[Dataset rows about figures]

┌──

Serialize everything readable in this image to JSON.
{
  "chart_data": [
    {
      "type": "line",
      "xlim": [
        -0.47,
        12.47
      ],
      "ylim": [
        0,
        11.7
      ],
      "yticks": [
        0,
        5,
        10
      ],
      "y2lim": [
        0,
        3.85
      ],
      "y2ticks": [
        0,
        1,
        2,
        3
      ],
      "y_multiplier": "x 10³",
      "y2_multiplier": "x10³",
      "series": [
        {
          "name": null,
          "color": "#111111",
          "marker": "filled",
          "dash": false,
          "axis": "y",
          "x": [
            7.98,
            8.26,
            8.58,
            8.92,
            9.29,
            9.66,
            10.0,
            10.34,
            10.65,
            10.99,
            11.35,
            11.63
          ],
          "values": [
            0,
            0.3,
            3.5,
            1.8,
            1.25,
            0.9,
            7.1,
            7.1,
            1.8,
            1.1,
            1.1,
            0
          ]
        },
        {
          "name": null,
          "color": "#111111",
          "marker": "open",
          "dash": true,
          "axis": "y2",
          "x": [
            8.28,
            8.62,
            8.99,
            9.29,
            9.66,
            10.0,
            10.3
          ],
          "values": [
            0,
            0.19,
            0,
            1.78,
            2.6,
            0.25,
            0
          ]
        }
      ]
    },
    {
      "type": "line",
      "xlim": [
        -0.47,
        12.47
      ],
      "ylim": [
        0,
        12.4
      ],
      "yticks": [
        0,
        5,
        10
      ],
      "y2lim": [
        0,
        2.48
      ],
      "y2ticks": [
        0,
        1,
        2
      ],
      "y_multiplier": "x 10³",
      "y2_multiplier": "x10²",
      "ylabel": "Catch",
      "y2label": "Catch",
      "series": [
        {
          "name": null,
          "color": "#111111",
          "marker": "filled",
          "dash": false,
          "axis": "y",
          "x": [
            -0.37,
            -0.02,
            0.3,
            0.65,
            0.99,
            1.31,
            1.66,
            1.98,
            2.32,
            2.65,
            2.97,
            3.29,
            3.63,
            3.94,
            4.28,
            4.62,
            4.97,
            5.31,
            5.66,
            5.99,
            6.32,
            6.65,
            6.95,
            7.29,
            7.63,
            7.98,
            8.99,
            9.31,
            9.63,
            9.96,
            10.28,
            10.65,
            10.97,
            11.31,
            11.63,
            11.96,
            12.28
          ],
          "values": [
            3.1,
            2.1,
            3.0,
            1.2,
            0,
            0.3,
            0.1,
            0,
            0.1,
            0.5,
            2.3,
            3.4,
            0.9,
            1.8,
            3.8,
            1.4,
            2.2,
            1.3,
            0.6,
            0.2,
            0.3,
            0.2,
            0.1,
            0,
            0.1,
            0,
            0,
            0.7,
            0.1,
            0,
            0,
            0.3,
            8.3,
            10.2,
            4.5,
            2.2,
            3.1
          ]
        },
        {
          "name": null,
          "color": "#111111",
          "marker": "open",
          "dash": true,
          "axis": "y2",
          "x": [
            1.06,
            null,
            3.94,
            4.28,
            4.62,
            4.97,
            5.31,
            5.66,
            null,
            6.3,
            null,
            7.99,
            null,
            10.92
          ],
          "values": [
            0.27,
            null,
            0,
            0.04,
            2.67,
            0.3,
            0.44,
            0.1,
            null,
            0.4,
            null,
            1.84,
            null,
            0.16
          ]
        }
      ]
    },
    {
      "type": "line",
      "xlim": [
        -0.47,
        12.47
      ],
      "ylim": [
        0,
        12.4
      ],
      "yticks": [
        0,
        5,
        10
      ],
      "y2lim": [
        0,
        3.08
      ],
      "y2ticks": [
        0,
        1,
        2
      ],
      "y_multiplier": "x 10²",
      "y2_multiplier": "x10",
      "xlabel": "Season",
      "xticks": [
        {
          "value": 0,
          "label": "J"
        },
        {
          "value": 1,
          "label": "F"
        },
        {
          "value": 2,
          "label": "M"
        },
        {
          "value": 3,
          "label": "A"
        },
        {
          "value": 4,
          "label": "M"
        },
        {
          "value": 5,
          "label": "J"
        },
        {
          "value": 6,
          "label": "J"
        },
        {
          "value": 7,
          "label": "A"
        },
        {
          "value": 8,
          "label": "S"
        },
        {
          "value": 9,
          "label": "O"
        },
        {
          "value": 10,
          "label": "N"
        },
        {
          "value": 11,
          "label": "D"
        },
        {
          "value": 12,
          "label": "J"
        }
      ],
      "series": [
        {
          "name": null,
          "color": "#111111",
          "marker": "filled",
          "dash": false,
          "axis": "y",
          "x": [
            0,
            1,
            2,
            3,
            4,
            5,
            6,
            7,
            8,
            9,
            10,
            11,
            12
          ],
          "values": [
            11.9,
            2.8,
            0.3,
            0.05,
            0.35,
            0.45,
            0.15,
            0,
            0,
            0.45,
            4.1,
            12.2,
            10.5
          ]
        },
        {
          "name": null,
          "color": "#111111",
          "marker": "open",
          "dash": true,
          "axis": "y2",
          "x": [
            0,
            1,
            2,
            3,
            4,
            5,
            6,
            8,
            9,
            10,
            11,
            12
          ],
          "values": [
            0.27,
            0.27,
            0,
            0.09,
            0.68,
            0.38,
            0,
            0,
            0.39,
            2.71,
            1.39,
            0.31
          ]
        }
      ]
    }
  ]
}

└──

Return all of the entries exactly as they were supplied.

**Exercise answer**:
Serialize everything readable in this image to JSON.
{
  "chart_data": [
    {
      "type": "line",
      "xlim": [
        -0.47,
        12.47
      ],
      "ylim": [
        0,
        11.7
      ],
      "yticks": [
        0,
        5,
        10
      ],
      "y2lim": [
        0,
        3.85
      ],
      "y2ticks": [
        0,
        1,
        2,
        3
      ],
      "y_multiplier": "x 10³",
      "y2_multiplier": "x10³",
      "series": [
        {
          "name": null,
          "color": "#111111",
          "marker": "filled",
          "dash": false,
          "axis": "y",
          "x": [
            7.98,
            8.26,
            8.58,
            8.92,
            9.29,
            9.66,
            10.0,
            10.34,
            10.65,
            10.99,
            11.35,
            11.63
          ],
          "values": [
            0,
            0.3,
            3.5,
            1.8,
            1.25,
            0.9,
            7.1,
            7.1,
            1.8,
            1.1,
            1.1,
            0
          ]
        },
        {
          "name": null,
          "color": "#111111",
          "marker": "open",
          "dash": true,
          "axis": "y2",
          "x": [
            8.28,
            8.62,
            8.99,
            9.29,
            9.66,
            10.0,
            10.3
          ],
          "values": [
            0,
            0.19,
            0,
            1.78,
            2.6,
            0.25,
            0
          ]
        }
      ]
    },
    {
      "type": "line",
      "xlim": [
        -0.47,
        12.47
      ],
      "ylim": [
        0,
        12.4
      ],
      "yticks": [
        0,
        5,
        10
      ],
      "y2lim": [
        0,
        2.48
      ],
      "y2ticks": [
        0,
        1,
        2
      ],
      "y_multiplier": "x 10³",
      "y2_multiplier": "x10²",
      "ylabel": "Catch",
      "y2label": "Catch",
      "series": [
        {
          "name": null,
          "color": "#111111",
          "marker": "filled",
          "dash": false,
          "axis": "y",
          "x": [
            -0.37,
            -0.02,
            0.3,
            0.65,
            0.99,
            1.31,
            1.66,
            1.98,
            2.32,
            2.65,
            2.97,
            3.29,
            3.63,
            3.94,
            4.28,
            4.62,
            4.97,
            5.31,
            5.66,
            5.99,
            6.32,
            6.65,
            6.95,
            7.29,
            7.63,
            7.98,
            8.99,
            9.31,
            9.63,
            9.96,
            10.28,
            10.65,
            10.97,
            11.31,
            11.63,
            11.96,
            12.28
          ],
          "values": [
            3.1,
            2.1,
            3.0,
            1.2,
            0,
            0.3,
            0.1,
            0,
            0.1,
            0.5,
            2.3,
            3.4,
            0.9,
            1.8,
            3.8,
            1.4,
            2.2,
            1.3,
            0.6,
            0.2,
            0.3,
            0.2,
            0.1,
            0,
            0.1,
            0,
            0,
            0.7,
            0.1,
            0,
            0,
            0.3,
            8.3,
            10.2,
            4.5,
            2.2,
            3.1
          ]
        },
        {
          "name": null,
          "color": "#111111",
          "marker": "open",
          "dash": true,
          "axis": "y2",
          "x": [
            1.06,
            null,
            3.94,
            4.28,
            4.62,
            4.97,
            5.31,
            5.66,
            null,
            6.3,
            null,
            7.99,
            null,
            10.92
          ],
          "values": [
            0.27,
            null,
            0,
            0.04,
            2.67,
            0.3,
            0.44,
            0.1,
            null,
            0.4,
            null,
            1.84,
            null,
            0.16
          ]
        }
      ]
    },
    {
      "type": "line",
      "xlim": [
        -0.47,
        12.47
      ],
      "ylim": [
        0,
        12.4
      ],
      "yticks": [
        0,
        5,
        10
      ],
      "y2lim": [
        0,
        3.08
      ],
      "y2ticks": [
        0,
        1,
        2
      ],
      "y_multiplier": "x 10²",
      "y2_multiplier": "x10",
      "xlabel": "Season",
      "xticks": [
        {
          "value": 0,
          "label": "J"
        },
        {
          "value": 1,
          "label": "F"
        },
        {
          "value": 2,
          "label": "M"
        },
        {
          "value": 3,
          "label": "A"
        },
        {
          "value": 4,
          "label": "M"
        },
        {
          "value": 5,
          "label": "J"
        },
        {
          "value": 6,
          "label": "J"
        },
        {
          "value": 7,
          "label": "A"
        },
        {
          "value": 8,
          "label": "S"
        },
        {
          "value": 9,
          "label": "O"
        },
        {
          "value": 10,
          "label": "N"
        },
        {
          "value": 11,
          "label": "D"
        },
        {
          "value": 12,
          "label": "J"
        }
      ],
      "series": [
        {
          "name": null,
          "color": "#111111",
          "marker": "filled",
          "dash": false,
          "axis": "y",
          "x": [
            0,
            1,
            2,
            3,
            4,
            5,
            6,
            7,
            8,
            9,
            10,
            11,
            12
          ],
          "values": [
            11.9,
            2.8,
            0.3,
            0.05,
            0.35,
            0.45,
            0.15,
            0,
            0,
            0.45,
            4.1,
            12.2,
            10.5
          ]
        },
        {
          "name": null,
          "color": "#111111",
          "marker": "open",
          "dash": true,
          "axis": "y2",
          "x": [
            0,
            1,
            2,
            3,
            4,
            5,
            6,
            8,
            9,
            10,
            11,
            12
          ],
          "values": [
            0.27,
            0.27,
            0,
            0.09,
            0.68,
            0.38,
            0,
            0,
            0.39,
            2.71,
            1.39,
            0.31
          ]
        }
      ]
    }
  ]
}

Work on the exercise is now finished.